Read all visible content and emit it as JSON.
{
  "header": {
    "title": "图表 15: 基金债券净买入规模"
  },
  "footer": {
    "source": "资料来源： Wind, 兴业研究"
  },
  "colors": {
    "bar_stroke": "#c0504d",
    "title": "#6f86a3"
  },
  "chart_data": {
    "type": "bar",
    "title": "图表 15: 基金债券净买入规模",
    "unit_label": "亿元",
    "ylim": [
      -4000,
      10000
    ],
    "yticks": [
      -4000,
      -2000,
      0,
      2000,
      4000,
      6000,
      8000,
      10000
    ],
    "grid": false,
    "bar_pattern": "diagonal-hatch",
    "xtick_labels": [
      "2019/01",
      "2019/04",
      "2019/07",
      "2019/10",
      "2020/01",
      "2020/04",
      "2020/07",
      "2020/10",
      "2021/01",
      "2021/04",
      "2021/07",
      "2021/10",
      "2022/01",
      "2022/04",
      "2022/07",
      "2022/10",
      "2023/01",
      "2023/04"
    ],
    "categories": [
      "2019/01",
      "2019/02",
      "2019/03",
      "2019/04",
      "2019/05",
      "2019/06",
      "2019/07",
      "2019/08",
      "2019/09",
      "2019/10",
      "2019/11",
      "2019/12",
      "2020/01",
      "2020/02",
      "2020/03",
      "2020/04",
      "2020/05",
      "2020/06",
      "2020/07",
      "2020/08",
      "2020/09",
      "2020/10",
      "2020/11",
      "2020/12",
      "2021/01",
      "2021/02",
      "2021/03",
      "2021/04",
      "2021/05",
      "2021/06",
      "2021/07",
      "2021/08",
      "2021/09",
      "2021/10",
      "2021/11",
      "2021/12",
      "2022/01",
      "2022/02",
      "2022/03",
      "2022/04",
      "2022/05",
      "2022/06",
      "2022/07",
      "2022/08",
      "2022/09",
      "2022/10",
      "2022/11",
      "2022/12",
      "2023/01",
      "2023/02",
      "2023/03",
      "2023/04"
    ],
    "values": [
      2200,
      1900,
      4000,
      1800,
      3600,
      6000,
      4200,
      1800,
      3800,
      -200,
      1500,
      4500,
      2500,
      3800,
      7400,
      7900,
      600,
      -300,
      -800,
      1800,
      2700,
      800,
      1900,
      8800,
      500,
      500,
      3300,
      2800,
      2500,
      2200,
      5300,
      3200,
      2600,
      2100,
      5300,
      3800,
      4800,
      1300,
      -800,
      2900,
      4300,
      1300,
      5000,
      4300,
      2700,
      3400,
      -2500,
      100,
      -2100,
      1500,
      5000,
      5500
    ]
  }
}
━━━━━━━━
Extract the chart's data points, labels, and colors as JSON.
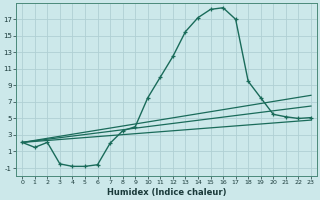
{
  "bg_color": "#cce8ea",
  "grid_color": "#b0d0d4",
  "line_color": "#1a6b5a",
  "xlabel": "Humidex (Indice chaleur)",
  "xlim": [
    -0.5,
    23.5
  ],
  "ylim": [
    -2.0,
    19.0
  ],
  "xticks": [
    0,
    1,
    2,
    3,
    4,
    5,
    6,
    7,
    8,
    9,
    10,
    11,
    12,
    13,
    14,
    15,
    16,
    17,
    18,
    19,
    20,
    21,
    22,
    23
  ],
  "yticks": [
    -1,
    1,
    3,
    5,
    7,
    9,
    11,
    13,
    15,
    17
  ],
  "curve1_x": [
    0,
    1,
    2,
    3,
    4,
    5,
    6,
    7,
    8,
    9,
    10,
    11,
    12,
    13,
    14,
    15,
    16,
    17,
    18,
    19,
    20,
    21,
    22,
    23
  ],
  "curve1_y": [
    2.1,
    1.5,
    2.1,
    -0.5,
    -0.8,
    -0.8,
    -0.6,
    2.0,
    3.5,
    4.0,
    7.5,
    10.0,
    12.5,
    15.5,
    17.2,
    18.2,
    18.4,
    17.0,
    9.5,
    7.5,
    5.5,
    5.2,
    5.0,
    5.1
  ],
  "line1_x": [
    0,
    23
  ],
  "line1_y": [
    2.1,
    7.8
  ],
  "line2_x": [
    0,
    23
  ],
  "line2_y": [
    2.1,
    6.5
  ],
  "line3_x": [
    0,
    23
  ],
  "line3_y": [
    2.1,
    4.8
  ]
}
━━━━━━━━
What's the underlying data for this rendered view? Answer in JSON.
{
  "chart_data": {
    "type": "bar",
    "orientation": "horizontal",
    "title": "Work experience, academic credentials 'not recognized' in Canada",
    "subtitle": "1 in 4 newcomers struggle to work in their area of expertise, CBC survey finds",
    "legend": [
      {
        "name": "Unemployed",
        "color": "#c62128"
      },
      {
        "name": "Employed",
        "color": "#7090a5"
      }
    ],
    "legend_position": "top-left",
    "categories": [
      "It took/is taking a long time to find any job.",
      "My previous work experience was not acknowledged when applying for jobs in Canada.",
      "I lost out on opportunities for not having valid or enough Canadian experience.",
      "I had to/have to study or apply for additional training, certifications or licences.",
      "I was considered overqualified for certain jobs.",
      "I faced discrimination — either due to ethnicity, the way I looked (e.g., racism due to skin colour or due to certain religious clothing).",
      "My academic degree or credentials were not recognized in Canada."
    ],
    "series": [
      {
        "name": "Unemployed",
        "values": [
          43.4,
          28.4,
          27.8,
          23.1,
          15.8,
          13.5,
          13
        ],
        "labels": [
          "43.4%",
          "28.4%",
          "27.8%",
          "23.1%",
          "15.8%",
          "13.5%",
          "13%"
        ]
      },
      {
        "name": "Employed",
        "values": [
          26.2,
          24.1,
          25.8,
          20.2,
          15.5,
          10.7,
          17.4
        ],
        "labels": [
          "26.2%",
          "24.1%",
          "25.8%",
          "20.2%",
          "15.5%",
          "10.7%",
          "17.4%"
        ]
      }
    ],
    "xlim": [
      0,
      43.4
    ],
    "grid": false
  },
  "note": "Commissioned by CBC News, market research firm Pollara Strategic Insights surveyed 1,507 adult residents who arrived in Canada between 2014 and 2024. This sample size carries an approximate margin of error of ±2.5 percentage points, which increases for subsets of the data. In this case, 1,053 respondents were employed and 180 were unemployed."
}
━━━━━━━━
Filter the records down to the lines that contain the string "academic", and copy those lines.

- Full answer -
    "title": "Work experience, academic credentials 'not recognized' in Canada",
      "My academic degree or credentials were not recognized in Canada."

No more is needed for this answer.